Extracted records
=-=-=-=-=

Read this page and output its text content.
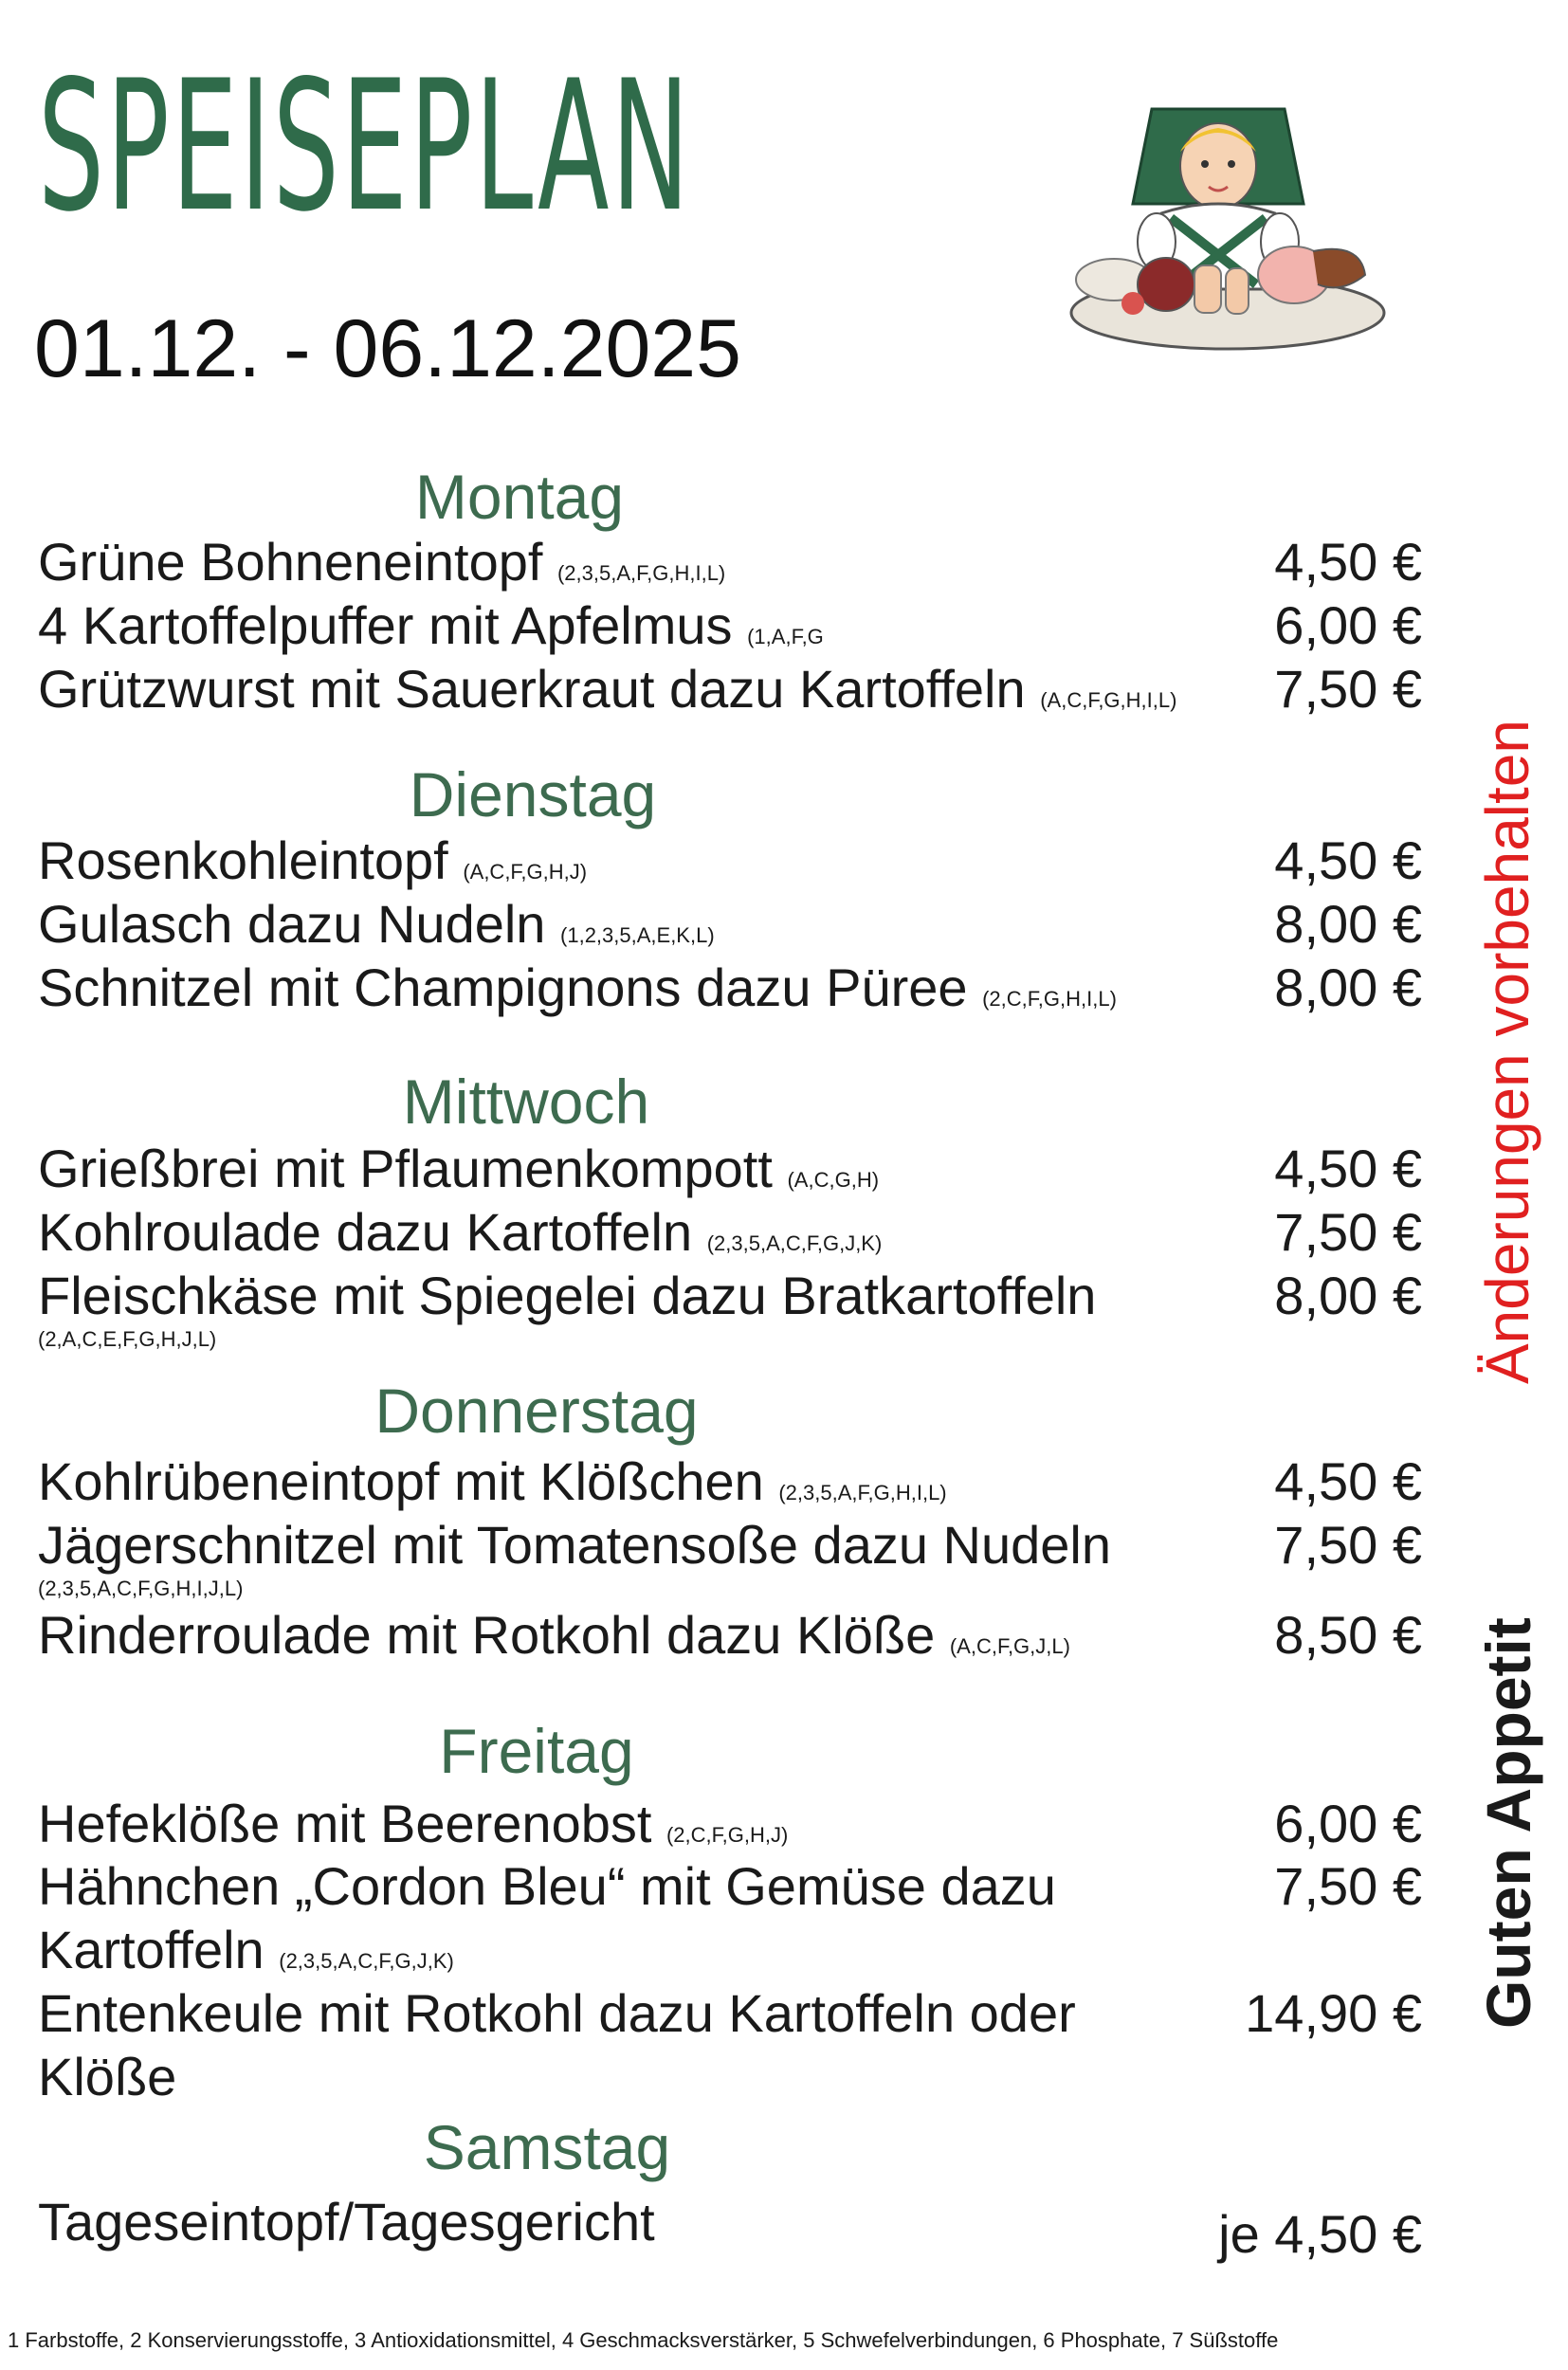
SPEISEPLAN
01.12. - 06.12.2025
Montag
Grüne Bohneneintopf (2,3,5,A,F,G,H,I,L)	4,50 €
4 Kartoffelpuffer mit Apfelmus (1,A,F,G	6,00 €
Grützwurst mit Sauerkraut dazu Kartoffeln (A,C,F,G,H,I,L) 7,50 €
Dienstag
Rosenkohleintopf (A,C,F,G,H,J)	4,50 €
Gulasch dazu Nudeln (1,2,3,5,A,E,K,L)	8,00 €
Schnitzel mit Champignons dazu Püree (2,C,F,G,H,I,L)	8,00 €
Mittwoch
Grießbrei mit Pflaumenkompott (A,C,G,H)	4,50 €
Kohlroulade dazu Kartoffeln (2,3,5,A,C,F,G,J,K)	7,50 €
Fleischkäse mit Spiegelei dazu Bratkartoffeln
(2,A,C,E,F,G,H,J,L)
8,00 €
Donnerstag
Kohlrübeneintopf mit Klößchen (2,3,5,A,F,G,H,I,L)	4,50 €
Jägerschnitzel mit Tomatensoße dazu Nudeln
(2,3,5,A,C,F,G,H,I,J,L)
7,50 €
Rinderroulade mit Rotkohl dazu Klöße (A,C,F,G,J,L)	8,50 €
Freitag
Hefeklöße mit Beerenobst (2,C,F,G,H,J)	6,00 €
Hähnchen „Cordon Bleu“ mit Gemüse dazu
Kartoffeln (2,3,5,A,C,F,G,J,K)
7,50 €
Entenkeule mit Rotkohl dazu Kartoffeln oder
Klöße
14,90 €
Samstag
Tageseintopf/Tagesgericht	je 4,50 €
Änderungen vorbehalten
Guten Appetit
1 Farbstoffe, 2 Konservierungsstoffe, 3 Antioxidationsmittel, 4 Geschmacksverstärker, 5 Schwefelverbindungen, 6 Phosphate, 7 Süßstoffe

=-=-=-=-=

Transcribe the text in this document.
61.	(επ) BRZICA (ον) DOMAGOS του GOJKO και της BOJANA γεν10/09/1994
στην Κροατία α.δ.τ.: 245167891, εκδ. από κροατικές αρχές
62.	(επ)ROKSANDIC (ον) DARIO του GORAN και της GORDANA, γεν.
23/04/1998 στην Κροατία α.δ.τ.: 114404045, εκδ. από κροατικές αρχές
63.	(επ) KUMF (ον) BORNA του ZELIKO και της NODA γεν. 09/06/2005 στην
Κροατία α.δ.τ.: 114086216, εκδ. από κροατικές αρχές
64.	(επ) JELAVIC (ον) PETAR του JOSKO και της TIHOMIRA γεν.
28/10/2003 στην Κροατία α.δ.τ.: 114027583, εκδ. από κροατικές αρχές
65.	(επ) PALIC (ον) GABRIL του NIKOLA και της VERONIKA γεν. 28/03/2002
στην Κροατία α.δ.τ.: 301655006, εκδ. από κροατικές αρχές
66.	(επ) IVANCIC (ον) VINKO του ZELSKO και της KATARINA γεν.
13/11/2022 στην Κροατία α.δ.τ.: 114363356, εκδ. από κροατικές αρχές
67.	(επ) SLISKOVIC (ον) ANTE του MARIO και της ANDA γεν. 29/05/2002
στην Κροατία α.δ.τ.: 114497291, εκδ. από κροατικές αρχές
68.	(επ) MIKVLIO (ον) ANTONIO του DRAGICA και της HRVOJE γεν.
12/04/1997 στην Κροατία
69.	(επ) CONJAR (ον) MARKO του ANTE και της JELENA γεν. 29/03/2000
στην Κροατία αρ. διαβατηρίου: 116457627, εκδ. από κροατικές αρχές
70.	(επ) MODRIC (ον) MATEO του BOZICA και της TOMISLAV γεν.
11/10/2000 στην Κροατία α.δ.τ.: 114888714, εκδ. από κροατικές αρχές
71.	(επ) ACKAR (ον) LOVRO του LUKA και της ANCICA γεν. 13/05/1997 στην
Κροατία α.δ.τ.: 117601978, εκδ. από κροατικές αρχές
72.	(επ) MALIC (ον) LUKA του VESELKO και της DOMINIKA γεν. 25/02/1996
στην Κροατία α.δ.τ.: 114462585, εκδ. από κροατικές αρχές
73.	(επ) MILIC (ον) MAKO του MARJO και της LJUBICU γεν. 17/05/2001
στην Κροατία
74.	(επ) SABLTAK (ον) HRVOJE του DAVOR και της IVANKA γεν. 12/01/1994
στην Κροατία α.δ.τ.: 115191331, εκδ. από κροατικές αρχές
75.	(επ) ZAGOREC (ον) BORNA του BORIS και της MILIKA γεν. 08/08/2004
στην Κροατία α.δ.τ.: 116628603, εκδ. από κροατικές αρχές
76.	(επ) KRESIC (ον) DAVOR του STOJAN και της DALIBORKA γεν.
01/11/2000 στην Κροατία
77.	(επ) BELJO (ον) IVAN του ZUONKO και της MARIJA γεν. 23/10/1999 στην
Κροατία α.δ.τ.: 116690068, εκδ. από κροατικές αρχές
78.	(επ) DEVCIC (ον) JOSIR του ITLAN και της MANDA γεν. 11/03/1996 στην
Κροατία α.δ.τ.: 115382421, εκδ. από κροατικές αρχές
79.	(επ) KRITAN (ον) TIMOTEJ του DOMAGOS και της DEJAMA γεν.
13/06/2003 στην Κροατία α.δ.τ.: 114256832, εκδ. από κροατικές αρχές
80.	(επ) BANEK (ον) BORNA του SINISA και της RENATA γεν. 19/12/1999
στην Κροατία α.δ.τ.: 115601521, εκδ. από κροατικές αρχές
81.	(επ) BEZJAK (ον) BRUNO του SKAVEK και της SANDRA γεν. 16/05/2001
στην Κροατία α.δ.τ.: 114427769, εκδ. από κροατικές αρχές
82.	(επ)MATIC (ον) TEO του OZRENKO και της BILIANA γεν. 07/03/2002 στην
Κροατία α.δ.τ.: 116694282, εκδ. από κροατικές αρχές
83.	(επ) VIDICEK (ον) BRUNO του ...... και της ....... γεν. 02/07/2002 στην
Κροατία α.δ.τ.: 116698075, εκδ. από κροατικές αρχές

=-=-=-=-=

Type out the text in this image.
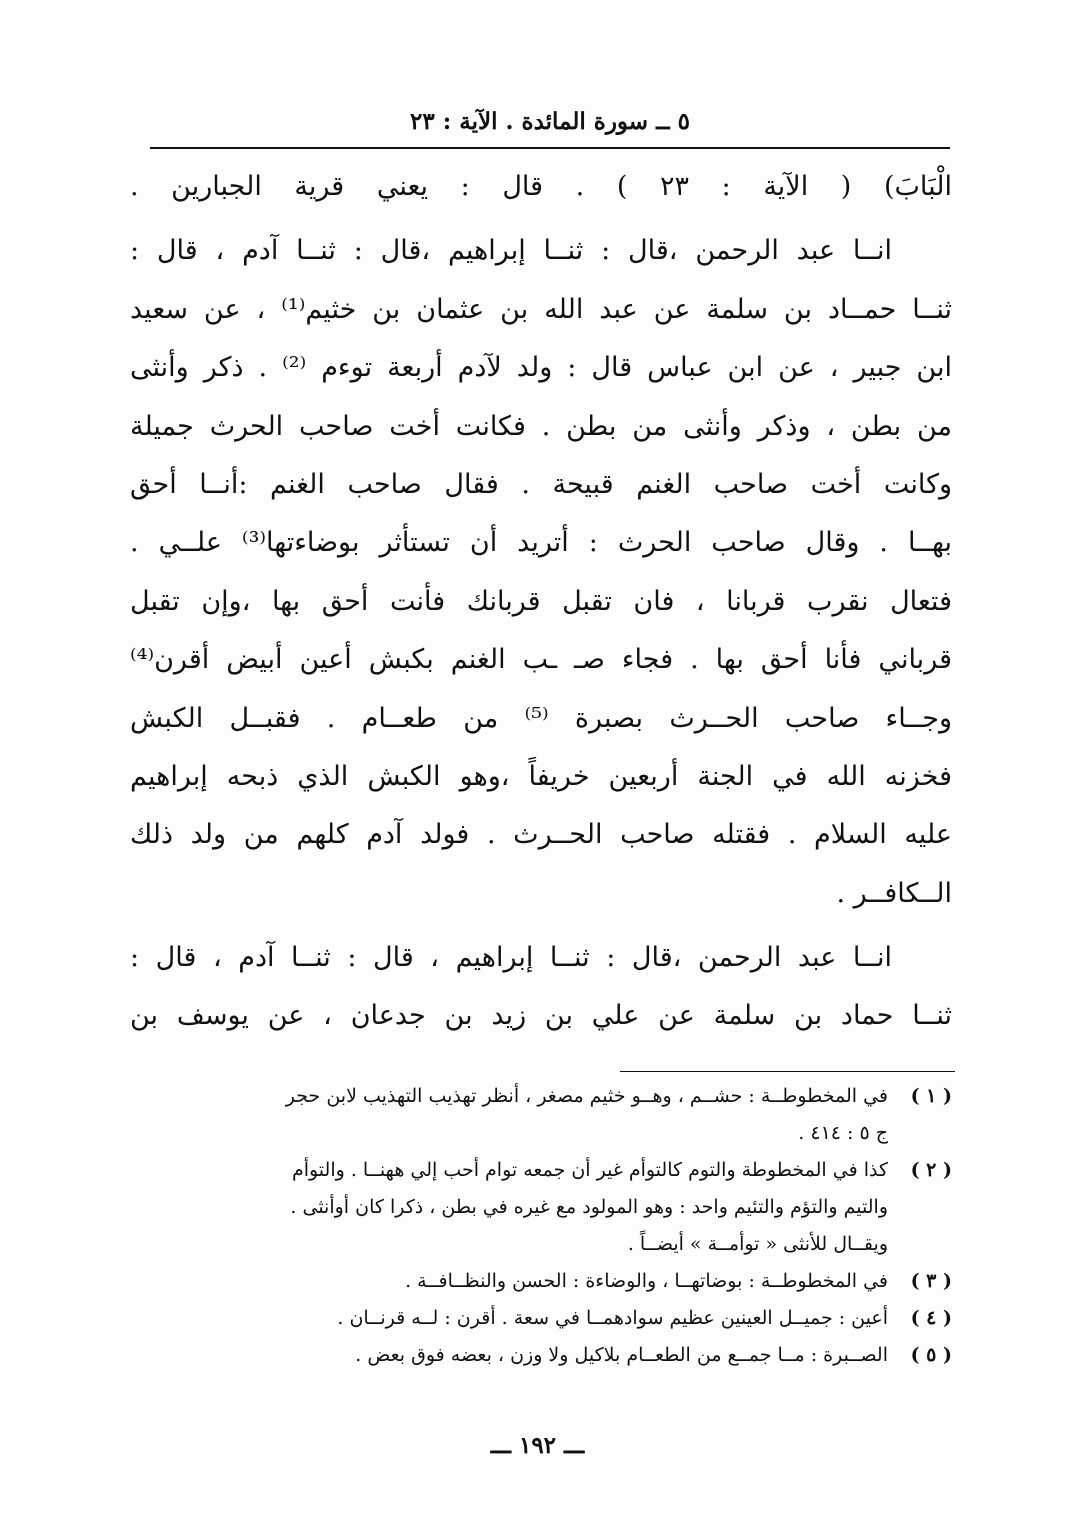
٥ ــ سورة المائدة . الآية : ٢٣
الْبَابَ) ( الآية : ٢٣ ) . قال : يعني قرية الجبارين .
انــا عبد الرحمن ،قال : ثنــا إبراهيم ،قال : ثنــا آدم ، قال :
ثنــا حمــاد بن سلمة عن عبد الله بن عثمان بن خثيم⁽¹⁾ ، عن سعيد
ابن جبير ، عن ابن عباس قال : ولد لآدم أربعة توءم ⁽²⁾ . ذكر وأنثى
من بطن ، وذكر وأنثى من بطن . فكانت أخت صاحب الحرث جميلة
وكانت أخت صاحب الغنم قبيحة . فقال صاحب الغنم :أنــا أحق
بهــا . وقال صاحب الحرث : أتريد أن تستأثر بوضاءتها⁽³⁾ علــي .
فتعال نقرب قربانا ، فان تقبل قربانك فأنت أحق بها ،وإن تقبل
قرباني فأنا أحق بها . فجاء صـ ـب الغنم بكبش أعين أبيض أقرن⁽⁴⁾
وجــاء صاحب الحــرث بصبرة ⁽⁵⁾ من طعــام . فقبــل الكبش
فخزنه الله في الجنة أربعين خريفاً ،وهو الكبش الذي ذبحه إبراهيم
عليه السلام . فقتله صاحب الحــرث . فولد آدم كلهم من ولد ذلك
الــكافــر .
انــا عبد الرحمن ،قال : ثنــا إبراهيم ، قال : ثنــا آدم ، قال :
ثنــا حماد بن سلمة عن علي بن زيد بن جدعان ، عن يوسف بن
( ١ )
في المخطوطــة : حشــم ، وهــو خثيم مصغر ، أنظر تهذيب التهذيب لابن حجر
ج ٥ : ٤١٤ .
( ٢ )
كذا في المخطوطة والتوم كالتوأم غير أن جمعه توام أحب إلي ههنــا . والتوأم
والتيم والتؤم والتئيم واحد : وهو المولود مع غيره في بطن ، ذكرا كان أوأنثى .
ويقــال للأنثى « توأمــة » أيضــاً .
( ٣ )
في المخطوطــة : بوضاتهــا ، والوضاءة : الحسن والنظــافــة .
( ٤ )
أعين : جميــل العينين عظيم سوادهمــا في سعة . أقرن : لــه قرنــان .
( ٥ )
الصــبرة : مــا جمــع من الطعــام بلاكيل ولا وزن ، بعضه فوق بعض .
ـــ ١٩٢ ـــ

=-=-=-=-=

Look through the material above and pick out each line holding the word "صاحب".

من بطن ، وذكر وأنثى من بطن . فكانت أخت صاحب الحرث جميلة
وكانت أخت صاحب الغنم قبيحة . فقال صاحب الغنم :أنــا أحق
بهــا . وقال صاحب الحرث : أتريد أن تستأثر بوضاءتها⁽³⁾ علــي .
وجــاء صاحب الحــرث بصبرة ⁽⁵⁾ من طعــام . فقبــل الكبش
عليه السلام . فقتله صاحب الحــرث . فولد آدم كلهم من ولد ذلك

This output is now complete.